━━━━━ Data for processing ━━━━━

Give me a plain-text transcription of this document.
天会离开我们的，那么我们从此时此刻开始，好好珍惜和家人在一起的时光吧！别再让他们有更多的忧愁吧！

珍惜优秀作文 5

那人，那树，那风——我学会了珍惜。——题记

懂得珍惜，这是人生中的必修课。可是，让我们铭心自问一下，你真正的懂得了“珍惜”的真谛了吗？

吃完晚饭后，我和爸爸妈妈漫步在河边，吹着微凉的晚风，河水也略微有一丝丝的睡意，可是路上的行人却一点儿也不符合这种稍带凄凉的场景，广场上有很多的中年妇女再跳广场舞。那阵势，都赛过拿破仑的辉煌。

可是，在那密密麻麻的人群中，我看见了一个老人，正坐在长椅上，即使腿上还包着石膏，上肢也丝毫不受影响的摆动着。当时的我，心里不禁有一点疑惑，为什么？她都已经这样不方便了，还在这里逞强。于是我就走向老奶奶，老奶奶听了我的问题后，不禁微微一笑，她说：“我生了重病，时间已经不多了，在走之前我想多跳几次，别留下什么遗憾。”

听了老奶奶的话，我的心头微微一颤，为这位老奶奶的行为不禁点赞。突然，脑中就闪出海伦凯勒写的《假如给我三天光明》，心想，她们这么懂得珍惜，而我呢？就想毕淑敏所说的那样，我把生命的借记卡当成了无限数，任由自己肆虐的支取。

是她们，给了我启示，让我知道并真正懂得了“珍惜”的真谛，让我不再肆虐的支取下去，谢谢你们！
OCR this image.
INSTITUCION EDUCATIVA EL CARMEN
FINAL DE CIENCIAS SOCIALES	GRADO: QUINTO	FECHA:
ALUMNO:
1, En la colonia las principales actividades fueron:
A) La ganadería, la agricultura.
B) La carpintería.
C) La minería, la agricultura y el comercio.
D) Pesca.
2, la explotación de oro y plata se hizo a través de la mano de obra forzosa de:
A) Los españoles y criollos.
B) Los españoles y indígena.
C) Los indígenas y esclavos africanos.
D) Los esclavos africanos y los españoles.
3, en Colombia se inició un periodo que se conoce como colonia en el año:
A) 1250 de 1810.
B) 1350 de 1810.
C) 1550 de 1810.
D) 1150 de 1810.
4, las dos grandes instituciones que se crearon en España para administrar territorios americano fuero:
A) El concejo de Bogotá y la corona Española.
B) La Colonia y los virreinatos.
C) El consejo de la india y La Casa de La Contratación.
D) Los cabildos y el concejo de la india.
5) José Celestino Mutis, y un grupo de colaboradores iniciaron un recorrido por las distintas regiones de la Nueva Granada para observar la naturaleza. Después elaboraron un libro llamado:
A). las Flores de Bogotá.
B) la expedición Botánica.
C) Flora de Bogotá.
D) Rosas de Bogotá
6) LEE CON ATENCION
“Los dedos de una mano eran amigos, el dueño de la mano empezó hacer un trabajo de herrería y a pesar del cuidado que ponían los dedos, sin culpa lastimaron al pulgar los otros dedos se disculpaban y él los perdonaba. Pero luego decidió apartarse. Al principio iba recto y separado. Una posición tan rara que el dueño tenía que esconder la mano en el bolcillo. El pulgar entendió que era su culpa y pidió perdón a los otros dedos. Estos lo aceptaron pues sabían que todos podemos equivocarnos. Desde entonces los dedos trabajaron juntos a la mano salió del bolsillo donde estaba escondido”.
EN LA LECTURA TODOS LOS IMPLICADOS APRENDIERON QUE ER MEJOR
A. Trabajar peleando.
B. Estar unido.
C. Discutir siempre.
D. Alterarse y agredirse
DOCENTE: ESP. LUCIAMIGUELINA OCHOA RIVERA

━━━━━

Instructions to follow
The records above must be repeated exactly, every one of them.

Result
Give me a plain-text transcription of this document.
天会离开我们的，那么我们从此时此刻开始，好好珍惜和家人在一起的时光吧！别再让他们有更多的忧愁吧！

珍惜优秀作文 5

那人，那树，那风——我学会了珍惜。——题记

懂得珍惜，这是人生中的必修课。可是，让我们铭心自问一下，你真正的懂得了“珍惜”的真谛了吗？

吃完晚饭后，我和爸爸妈妈漫步在河边，吹着微凉的晚风，河水也略微有一丝丝的睡意，可是路上的行人却一点儿也不符合这种稍带凄凉的场景，广场上有很多的中年妇女再跳广场舞。那阵势，都赛过拿破仑的辉煌。

可是，在那密密麻麻的人群中，我看见了一个老人，正坐在长椅上，即使腿上还包着石膏，上肢也丝毫不受影响的摆动着。当时的我，心里不禁有一点疑惑，为什么？她都已经这样不方便了，还在这里逞强。于是我就走向老奶奶，老奶奶听了我的问题后，不禁微微一笑，她说：“我生了重病，时间已经不多了，在走之前我想多跳几次，别留下什么遗憾。”

听了老奶奶的话，我的心头微微一颤，为这位老奶奶的行为不禁点赞。突然，脑中就闪出海伦凯勒写的《假如给我三天光明》，心想，她们这么懂得珍惜，而我呢？就想毕淑敏所说的那样，我把生命的借记卡当成了无限数，任由自己肆虐的支取。

是她们，给了我启示，让我知道并真正懂得了“珍惜”的真谛，让我不再肆虐的支取下去，谢谢你们！
OCR this image.
INSTITUCION EDUCATIVA EL CARMEN
FINAL DE CIENCIAS SOCIALES	GRADO: QUINTO	FECHA:
ALUMNO:
1, En la colonia las principales actividades fueron:
A) La ganadería, la agricultura.
B) La carpintería.
C) La minería, la agricultura y el comercio.
D) Pesca.
2, la explotación de oro y plata se hizo a través de la mano de obra forzosa de:
A) Los españoles y criollos.
B) Los españoles y indígena.
C) Los indígenas y esclavos africanos.
D) Los esclavos africanos y los españoles.
3, en Colombia se inició un periodo que se conoce como colonia en el año:
A) 1250 de 1810.
B) 1350 de 1810.
C) 1550 de 1810.
D) 1150 de 1810.
4, las dos grandes instituciones que se crearon en España para administrar territorios americano fuero:
A) El concejo de Bogotá y la corona Española.
B) La Colonia y los virreinatos.
C) El consejo de la india y La Casa de La Contratación.
D) Los cabildos y el concejo de la india.
5) José Celestino Mutis, y un grupo de colaboradores iniciaron un recorrido por las distintas regiones de la Nueva Granada para observar la naturaleza. Después elaboraron un libro llamado:
A). las Flores de Bogotá.
B) la expedición Botánica.
C) Flora de Bogotá.
D) Rosas de Bogotá
6) LEE CON ATENCION
“Los dedos de una mano eran amigos, el dueño de la mano empezó hacer un trabajo de herrería y a pesar del cuidado que ponían los dedos, sin culpa lastimaron al pulgar los otros dedos se disculpaban y él los perdonaba. Pero luego decidió apartarse. Al principio iba recto y separado. Una posición tan rara que el dueño tenía que esconder la mano en el bolcillo. El pulgar entendió que era su culpa y pidió perdón a los otros dedos. Estos lo aceptaron pues sabían que todos podemos equivocarnos. Desde entonces los dedos trabajaron juntos a la mano salió del bolsillo donde estaba escondido”.
EN LA LECTURA TODOS LOS IMPLICADOS APRENDIERON QUE ER MEJOR
A. Trabajar peleando.
B. Estar unido.
C. Discutir siempre.
D. Alterarse y agredirse
DOCENTE: ESP. LUCIAMIGUELINA OCHOA RIVERA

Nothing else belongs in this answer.